*ENTRIES SHOWN*
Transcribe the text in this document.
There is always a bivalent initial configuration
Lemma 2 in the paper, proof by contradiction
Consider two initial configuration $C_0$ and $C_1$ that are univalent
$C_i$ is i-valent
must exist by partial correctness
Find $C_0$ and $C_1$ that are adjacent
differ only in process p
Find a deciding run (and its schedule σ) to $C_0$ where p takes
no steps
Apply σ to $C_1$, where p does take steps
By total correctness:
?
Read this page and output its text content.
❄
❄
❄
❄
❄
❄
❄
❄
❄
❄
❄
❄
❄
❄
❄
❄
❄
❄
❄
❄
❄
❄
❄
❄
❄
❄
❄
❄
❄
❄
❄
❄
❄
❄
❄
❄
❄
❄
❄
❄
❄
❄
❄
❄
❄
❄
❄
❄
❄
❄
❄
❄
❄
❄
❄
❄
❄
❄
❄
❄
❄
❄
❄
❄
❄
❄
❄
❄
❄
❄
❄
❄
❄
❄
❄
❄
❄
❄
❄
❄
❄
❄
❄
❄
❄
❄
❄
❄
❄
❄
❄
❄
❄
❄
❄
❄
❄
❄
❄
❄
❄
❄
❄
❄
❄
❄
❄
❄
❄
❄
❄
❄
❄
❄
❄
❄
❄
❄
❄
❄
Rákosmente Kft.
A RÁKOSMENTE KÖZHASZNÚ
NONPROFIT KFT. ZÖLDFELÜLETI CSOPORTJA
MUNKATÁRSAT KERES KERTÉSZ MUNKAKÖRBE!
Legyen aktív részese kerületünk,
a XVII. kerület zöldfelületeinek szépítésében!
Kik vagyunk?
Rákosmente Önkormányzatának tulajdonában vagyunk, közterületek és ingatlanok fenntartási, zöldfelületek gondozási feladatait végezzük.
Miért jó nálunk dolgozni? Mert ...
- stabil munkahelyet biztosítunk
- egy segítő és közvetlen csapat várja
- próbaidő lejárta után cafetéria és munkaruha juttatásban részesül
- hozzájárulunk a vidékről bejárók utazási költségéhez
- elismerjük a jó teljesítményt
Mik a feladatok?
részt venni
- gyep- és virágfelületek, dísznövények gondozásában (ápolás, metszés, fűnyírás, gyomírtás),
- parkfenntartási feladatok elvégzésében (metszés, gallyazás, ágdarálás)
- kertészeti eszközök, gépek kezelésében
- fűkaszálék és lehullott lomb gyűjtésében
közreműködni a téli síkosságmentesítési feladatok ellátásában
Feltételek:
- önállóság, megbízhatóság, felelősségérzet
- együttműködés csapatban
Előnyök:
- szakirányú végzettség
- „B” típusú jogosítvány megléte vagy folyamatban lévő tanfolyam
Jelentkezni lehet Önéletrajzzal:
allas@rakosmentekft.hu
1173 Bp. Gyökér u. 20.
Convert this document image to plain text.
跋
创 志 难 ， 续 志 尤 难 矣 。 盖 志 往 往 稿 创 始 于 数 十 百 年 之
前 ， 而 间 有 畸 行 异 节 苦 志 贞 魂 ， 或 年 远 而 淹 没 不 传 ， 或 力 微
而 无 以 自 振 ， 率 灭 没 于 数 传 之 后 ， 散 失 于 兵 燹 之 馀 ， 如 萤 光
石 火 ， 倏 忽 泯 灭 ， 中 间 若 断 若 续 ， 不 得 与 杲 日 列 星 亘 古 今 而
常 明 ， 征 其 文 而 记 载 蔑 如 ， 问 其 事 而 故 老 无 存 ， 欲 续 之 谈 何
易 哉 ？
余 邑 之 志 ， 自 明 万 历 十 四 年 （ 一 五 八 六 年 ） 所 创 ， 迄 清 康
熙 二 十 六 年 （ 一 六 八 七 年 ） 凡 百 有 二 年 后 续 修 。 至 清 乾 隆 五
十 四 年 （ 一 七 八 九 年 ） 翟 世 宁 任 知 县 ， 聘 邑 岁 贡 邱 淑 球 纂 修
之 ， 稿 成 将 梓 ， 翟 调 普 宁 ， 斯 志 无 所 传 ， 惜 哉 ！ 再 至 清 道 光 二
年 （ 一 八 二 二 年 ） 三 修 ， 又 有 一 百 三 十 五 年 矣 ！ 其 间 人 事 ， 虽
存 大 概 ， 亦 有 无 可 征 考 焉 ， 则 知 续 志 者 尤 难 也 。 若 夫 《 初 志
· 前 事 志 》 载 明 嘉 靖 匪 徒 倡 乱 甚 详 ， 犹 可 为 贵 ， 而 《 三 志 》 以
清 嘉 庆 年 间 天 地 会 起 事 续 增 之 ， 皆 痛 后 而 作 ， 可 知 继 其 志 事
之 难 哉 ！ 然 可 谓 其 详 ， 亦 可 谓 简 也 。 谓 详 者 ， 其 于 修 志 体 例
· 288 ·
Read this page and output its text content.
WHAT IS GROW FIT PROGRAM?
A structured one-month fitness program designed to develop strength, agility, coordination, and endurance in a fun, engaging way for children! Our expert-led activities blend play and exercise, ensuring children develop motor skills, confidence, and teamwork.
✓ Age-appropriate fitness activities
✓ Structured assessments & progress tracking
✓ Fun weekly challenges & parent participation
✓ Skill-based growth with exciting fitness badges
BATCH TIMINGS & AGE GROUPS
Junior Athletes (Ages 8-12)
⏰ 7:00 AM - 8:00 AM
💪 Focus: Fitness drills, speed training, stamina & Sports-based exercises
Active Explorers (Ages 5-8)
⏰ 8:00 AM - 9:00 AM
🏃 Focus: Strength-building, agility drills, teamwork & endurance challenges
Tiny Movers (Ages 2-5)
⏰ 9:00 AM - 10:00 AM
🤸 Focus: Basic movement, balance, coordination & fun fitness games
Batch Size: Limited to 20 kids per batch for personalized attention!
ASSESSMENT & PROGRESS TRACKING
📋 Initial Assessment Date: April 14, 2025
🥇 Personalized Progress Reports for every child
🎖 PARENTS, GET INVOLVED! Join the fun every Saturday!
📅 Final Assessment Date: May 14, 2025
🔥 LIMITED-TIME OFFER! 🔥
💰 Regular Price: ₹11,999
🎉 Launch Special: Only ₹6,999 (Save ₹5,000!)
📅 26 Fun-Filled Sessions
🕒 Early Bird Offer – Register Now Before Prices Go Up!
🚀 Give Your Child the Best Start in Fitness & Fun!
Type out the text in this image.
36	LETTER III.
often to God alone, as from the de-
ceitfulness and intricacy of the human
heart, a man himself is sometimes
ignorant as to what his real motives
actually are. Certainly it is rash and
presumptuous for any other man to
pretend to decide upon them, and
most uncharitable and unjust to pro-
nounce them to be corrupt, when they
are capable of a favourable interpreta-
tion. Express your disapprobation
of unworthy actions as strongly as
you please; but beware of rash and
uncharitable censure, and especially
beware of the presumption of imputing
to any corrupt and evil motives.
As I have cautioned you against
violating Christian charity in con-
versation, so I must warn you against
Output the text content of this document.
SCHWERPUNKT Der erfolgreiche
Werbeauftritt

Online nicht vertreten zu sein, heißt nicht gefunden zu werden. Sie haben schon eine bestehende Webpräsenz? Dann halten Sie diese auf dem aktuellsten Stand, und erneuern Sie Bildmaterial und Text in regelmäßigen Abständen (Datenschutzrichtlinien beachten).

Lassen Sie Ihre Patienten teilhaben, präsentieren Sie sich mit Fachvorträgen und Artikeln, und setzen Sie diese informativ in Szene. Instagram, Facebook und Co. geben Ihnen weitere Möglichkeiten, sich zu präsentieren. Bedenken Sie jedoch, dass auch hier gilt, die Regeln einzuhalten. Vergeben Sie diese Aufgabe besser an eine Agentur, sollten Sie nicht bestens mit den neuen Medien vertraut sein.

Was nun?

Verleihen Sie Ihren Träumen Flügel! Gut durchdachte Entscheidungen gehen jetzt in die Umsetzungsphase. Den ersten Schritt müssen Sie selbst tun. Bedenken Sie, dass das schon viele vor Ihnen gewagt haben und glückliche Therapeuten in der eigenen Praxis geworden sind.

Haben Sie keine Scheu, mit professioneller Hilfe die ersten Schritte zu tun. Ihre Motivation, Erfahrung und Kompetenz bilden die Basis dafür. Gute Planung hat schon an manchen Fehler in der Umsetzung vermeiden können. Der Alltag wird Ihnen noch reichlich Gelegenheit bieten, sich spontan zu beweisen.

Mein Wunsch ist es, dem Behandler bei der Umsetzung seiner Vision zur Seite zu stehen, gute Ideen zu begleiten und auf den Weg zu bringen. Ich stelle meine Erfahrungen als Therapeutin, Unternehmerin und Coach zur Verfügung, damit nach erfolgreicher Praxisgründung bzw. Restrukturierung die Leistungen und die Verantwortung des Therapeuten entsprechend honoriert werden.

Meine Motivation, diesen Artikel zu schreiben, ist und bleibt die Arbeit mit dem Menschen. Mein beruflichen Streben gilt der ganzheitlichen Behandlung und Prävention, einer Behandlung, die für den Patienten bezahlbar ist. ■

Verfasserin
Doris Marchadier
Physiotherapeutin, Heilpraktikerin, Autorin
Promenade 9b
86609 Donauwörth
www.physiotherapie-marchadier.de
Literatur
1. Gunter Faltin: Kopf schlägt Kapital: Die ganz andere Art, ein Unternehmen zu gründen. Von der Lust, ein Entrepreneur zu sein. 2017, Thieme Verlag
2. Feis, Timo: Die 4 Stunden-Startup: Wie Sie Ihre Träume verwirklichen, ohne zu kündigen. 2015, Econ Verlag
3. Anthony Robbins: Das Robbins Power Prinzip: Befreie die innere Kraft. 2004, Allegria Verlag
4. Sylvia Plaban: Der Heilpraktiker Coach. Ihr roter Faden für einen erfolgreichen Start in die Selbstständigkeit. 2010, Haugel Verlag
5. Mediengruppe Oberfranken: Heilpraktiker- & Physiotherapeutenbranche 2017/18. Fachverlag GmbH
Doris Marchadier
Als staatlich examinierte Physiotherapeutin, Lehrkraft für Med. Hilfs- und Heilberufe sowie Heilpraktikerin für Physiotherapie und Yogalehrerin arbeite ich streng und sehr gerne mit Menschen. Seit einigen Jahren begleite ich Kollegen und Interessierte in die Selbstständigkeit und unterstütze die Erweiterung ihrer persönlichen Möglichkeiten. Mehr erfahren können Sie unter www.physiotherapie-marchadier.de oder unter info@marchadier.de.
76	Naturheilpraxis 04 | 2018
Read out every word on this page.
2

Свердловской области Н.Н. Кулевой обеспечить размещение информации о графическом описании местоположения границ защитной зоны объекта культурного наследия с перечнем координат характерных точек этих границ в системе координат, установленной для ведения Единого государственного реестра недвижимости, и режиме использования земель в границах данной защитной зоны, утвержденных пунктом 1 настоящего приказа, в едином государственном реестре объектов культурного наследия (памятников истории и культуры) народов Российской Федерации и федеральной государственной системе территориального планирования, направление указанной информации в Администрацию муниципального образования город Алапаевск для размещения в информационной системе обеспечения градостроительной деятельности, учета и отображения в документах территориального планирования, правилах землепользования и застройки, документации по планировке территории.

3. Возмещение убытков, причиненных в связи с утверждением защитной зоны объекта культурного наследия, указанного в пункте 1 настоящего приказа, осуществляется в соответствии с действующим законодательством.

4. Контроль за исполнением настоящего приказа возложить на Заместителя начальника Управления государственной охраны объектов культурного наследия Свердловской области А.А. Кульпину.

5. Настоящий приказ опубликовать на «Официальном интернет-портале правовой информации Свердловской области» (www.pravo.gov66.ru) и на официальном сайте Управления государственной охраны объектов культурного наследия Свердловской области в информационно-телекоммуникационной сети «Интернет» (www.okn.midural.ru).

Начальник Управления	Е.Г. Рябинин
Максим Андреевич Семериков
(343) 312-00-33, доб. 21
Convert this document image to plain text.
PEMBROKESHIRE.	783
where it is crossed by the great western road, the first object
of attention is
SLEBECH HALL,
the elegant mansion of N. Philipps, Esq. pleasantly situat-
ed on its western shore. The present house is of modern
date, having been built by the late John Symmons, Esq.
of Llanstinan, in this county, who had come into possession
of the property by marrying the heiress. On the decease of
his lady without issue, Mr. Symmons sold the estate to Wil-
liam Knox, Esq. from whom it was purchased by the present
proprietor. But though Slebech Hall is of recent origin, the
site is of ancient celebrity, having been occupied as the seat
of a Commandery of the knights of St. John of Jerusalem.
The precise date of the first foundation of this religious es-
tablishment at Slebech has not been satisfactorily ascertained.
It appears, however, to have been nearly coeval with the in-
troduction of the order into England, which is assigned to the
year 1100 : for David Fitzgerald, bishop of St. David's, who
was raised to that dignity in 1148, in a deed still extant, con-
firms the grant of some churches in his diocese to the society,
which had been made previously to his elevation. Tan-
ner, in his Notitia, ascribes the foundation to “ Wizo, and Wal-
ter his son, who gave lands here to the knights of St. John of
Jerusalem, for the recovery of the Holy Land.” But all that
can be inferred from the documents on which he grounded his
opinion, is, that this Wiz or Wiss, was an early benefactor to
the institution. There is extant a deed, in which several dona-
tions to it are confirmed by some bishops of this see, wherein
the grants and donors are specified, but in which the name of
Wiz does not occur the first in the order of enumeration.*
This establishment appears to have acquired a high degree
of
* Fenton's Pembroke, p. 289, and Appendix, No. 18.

*WHAT TO DO*
From the listing above, copy every line that includes the word "knights".

*EXERCISE ANSWER*
of a Commandery of the knights of St. John of Jerusalem.
ter his son, who gave lands here to the knights of St. John of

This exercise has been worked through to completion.